Task instructions.
List all lines in the material below that contain "Debt".

Data entries.
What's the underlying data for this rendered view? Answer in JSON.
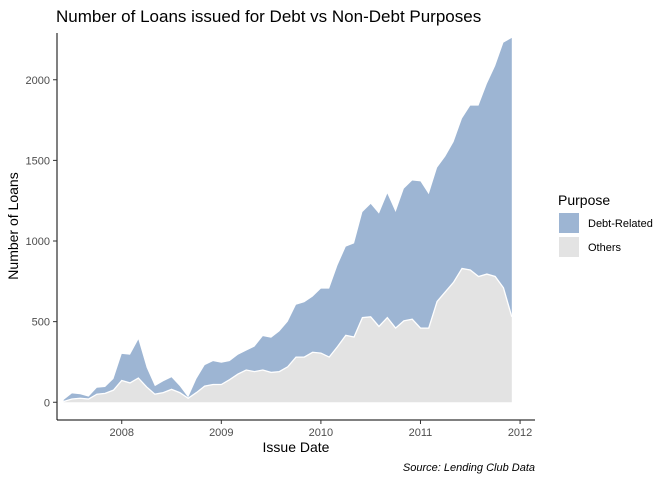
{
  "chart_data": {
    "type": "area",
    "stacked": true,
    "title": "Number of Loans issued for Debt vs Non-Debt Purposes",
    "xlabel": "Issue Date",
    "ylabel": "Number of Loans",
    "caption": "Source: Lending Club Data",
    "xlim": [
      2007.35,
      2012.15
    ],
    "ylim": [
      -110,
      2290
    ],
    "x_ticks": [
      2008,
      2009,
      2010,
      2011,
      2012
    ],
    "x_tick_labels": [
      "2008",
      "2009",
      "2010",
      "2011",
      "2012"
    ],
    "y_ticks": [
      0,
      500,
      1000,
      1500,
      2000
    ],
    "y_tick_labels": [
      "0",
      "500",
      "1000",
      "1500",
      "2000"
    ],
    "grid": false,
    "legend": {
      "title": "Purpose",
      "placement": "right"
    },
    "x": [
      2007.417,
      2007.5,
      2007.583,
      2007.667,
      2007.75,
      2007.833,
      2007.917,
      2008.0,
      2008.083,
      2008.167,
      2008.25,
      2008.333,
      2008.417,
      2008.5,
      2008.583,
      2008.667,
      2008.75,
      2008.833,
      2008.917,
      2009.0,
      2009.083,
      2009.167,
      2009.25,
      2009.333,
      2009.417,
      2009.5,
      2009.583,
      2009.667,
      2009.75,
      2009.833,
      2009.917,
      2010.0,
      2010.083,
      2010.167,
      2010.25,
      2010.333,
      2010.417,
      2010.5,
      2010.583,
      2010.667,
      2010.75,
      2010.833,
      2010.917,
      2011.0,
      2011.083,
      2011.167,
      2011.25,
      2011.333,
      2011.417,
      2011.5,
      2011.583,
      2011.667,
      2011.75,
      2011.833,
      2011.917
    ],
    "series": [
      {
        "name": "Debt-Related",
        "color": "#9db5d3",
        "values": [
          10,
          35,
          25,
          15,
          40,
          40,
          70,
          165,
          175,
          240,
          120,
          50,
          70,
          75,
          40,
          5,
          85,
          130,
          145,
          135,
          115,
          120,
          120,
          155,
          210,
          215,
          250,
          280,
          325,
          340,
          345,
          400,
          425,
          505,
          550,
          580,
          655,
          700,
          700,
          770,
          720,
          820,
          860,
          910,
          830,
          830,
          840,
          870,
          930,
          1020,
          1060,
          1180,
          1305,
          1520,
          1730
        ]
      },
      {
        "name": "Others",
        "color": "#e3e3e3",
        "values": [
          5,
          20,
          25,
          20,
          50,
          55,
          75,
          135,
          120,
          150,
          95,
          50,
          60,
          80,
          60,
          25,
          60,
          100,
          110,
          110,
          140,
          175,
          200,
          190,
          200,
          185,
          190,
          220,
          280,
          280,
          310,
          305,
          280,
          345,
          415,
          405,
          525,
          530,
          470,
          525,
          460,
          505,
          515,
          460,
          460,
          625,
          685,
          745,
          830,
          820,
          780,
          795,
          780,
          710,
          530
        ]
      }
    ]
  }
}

Final result.
    "title": "Number of Loans issued for Debt vs Non-Debt Purposes",
        "name": "Debt-Related",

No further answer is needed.